** START Input **

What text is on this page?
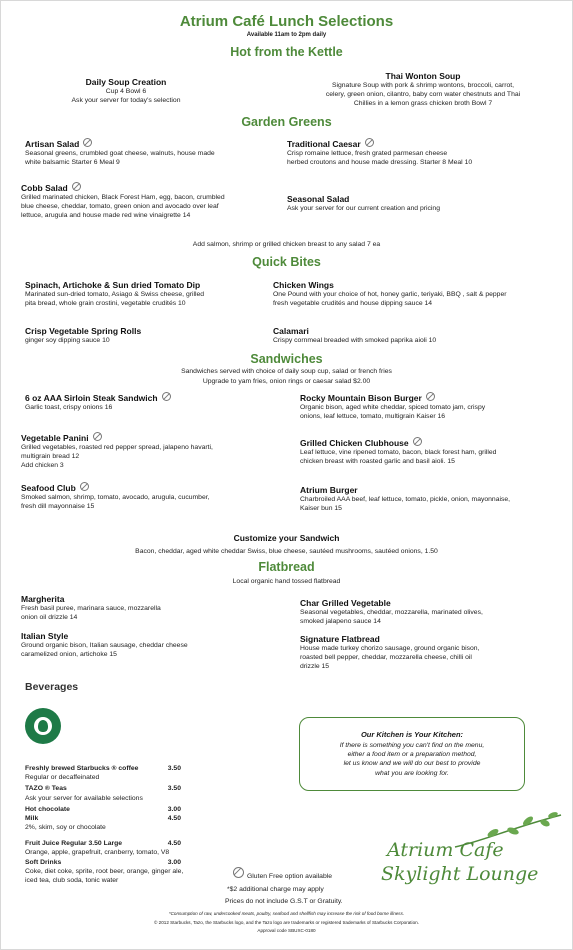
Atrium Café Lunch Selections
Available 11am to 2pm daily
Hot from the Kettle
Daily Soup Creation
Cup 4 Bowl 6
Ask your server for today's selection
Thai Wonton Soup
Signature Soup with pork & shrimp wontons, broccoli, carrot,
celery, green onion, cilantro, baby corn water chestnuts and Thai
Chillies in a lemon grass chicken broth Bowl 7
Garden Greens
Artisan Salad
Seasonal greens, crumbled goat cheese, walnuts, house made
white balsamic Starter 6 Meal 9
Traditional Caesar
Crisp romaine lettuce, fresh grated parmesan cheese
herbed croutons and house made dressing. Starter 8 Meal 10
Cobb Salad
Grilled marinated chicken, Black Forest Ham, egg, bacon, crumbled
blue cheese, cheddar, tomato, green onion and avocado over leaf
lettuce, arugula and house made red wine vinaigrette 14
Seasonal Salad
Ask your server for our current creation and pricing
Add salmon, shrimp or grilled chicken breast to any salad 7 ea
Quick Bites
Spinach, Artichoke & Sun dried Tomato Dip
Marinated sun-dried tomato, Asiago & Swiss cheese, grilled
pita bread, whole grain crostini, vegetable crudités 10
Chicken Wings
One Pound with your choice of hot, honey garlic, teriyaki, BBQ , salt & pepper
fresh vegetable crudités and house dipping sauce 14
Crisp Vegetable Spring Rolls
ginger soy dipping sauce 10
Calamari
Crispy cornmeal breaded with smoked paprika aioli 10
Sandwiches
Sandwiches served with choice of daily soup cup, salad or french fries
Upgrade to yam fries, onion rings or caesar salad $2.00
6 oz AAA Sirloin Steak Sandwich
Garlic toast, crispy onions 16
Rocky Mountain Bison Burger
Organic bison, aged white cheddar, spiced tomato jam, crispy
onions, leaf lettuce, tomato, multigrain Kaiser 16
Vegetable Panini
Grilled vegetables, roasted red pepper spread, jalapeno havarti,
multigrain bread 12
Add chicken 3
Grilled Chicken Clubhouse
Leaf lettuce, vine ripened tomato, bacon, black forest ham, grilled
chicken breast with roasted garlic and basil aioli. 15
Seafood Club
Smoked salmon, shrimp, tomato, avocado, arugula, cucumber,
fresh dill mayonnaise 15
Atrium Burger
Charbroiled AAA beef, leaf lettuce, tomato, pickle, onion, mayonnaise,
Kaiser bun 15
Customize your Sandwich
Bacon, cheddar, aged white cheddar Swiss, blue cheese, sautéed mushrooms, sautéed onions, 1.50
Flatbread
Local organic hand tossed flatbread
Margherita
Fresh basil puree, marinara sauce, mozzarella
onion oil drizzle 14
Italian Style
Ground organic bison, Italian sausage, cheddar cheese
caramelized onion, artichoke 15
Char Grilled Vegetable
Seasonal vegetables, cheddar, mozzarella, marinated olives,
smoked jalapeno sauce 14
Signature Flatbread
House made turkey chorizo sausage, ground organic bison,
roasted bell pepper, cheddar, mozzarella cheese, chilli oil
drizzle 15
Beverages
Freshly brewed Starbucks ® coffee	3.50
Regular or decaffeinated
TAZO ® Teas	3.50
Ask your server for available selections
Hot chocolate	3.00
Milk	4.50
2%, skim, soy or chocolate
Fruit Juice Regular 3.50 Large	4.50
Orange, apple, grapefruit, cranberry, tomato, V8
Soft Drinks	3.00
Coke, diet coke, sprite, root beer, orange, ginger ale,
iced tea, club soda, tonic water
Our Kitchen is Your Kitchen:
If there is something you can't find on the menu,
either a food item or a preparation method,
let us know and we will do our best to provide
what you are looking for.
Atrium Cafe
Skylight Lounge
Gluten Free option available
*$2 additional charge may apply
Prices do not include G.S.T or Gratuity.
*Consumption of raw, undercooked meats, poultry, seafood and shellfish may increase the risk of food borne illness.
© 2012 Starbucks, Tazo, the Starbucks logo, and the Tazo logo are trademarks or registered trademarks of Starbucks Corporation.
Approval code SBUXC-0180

** END Input **

Brief: Leave out every picture and copy the rest of the records exactly.

Solution to this task:
What text is on this page?
Atrium Café Lunch Selections
Available 11am to 2pm daily
Hot from the Kettle
Daily Soup Creation
Cup 4 Bowl 6
Ask your server for today's selection
Thai Wonton Soup
Signature Soup with pork & shrimp wontons, broccoli, carrot,
celery, green onion, cilantro, baby corn water chestnuts and Thai
Chillies in a lemon grass chicken broth Bowl 7
Garden Greens
Artisan Salad
Seasonal greens, crumbled goat cheese, walnuts, house made
white balsamic Starter 6 Meal 9
Traditional Caesar
Crisp romaine lettuce, fresh grated parmesan cheese
herbed croutons and house made dressing. Starter 8 Meal 10
Cobb Salad
Grilled marinated chicken, Black Forest Ham, egg, bacon, crumbled
blue cheese, cheddar, tomato, green onion and avocado over leaf
lettuce, arugula and house made red wine vinaigrette 14
Seasonal Salad
Ask your server for our current creation and pricing
Add salmon, shrimp or grilled chicken breast to any salad 7 ea
Quick Bites
Spinach, Artichoke & Sun dried Tomato Dip
Marinated sun-dried tomato, Asiago & Swiss cheese, grilled
pita bread, whole grain crostini, vegetable crudités 10
Chicken Wings
One Pound with your choice of hot, honey garlic, teriyaki, BBQ , salt & pepper
fresh vegetable crudités and house dipping sauce 14
Crisp Vegetable Spring Rolls
ginger soy dipping sauce 10
Calamari
Crispy cornmeal breaded with smoked paprika aioli 10
Sandwiches
Sandwiches served with choice of daily soup cup, salad or french fries
Upgrade to yam fries, onion rings or caesar salad $2.00
6 oz AAA Sirloin Steak Sandwich
Garlic toast, crispy onions 16
Rocky Mountain Bison Burger
Organic bison, aged white cheddar, spiced tomato jam, crispy
onions, leaf lettuce, tomato, multigrain Kaiser 16
Vegetable Panini
Grilled vegetables, roasted red pepper spread, jalapeno havarti,
multigrain bread 12
Add chicken 3
Grilled Chicken Clubhouse
Leaf lettuce, vine ripened tomato, bacon, black forest ham, grilled
chicken breast with roasted garlic and basil aioli. 15
Seafood Club
Smoked salmon, shrimp, tomato, avocado, arugula, cucumber,
fresh dill mayonnaise 15
Atrium Burger
Charbroiled AAA beef, leaf lettuce, tomato, pickle, onion, mayonnaise,
Kaiser bun 15
Customize your Sandwich
Bacon, cheddar, aged white cheddar Swiss, blue cheese, sautéed mushrooms, sautéed onions, 1.50
Flatbread
Local organic hand tossed flatbread
Margherita
Fresh basil puree, marinara sauce, mozzarella
onion oil drizzle 14
Italian Style
Ground organic bison, Italian sausage, cheddar cheese
caramelized onion, artichoke 15
Char Grilled Vegetable
Seasonal vegetables, cheddar, mozzarella, marinated olives,
smoked jalapeno sauce 14
Signature Flatbread
House made turkey chorizo sausage, ground organic bison,
roasted bell pepper, cheddar, mozzarella cheese, chilli oil
drizzle 15
Beverages
Freshly brewed Starbucks ® coffee	3.50
Regular or decaffeinated
TAZO ® Teas	3.50
Ask your server for available selections
Hot chocolate	3.00
Milk	4.50
2%, skim, soy or chocolate
Fruit Juice Regular 3.50 Large	4.50
Orange, apple, grapefruit, cranberry, tomato, V8
Soft Drinks	3.00
Coke, diet coke, sprite, root beer, orange, ginger ale,
iced tea, club soda, tonic water
Our Kitchen is Your Kitchen:
If there is something you can't find on the menu,
either a food item or a preparation method,
let us know and we will do our best to provide
what you are looking for.
Atrium Cafe
Skylight Lounge
Gluten Free option available
*$2 additional charge may apply
Prices do not include G.S.T or Gratuity.
*Consumption of raw, undercooked meats, poultry, seafood and shellfish may increase the risk of food borne illness.
© 2012 Starbucks, Tazo, the Starbucks logo, and the Tazo logo are trademarks or registered trademarks of Starbucks Corporation.
Approval code SBUXC-0180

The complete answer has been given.